== RECORDS PROVIDED ==
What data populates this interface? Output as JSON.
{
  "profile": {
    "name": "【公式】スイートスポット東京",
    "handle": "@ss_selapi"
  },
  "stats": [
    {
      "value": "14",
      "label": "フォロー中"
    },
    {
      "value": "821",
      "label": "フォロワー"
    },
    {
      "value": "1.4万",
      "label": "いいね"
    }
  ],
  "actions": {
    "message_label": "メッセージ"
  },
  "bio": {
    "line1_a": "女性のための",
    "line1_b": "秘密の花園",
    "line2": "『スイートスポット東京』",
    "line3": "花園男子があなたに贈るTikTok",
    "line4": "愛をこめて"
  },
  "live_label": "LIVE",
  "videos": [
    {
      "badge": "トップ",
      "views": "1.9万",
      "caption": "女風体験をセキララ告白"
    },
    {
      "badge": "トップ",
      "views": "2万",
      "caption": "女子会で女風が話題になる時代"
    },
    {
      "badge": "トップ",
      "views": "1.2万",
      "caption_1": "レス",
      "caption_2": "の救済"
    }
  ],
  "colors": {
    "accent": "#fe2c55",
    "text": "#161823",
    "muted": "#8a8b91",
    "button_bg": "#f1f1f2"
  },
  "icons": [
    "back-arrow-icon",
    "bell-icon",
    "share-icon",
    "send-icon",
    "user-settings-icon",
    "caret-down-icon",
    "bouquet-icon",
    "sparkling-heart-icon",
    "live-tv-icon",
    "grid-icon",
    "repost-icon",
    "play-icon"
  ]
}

== DO THIS ==
Write the entries again, exactly as they stand.

== PROBLEM SOLUTION ==
What data populates this interface? Output as JSON.
{
  "profile": {
    "name": "【公式】スイートスポット東京",
    "handle": "@ss_selapi"
  },
  "stats": [
    {
      "value": "14",
      "label": "フォロー中"
    },
    {
      "value": "821",
      "label": "フォロワー"
    },
    {
      "value": "1.4万",
      "label": "いいね"
    }
  ],
  "actions": {
    "message_label": "メッセージ"
  },
  "bio": {
    "line1_a": "女性のための",
    "line1_b": "秘密の花園",
    "line2": "『スイートスポット東京』",
    "line3": "花園男子があなたに贈るTikTok",
    "line4": "愛をこめて"
  },
  "live_label": "LIVE",
  "videos": [
    {
      "badge": "トップ",
      "views": "1.9万",
      "caption": "女風体験をセキララ告白"
    },
    {
      "badge": "トップ",
      "views": "2万",
      "caption": "女子会で女風が話題になる時代"
    },
    {
      "badge": "トップ",
      "views": "1.2万",
      "caption_1": "レス",
      "caption_2": "の救済"
    }
  ],
  "colors": {
    "accent": "#fe2c55",
    "text": "#161823",
    "muted": "#8a8b91",
    "button_bg": "#f1f1f2"
  },
  "icons": [
    "back-arrow-icon",
    "bell-icon",
    "share-icon",
    "send-icon",
    "user-settings-icon",
    "caret-down-icon",
    "bouquet-icon",
    "sparkling-heart-icon",
    "live-tv-icon",
    "grid-icon",
    "repost-icon",
    "play-icon"
  ]
}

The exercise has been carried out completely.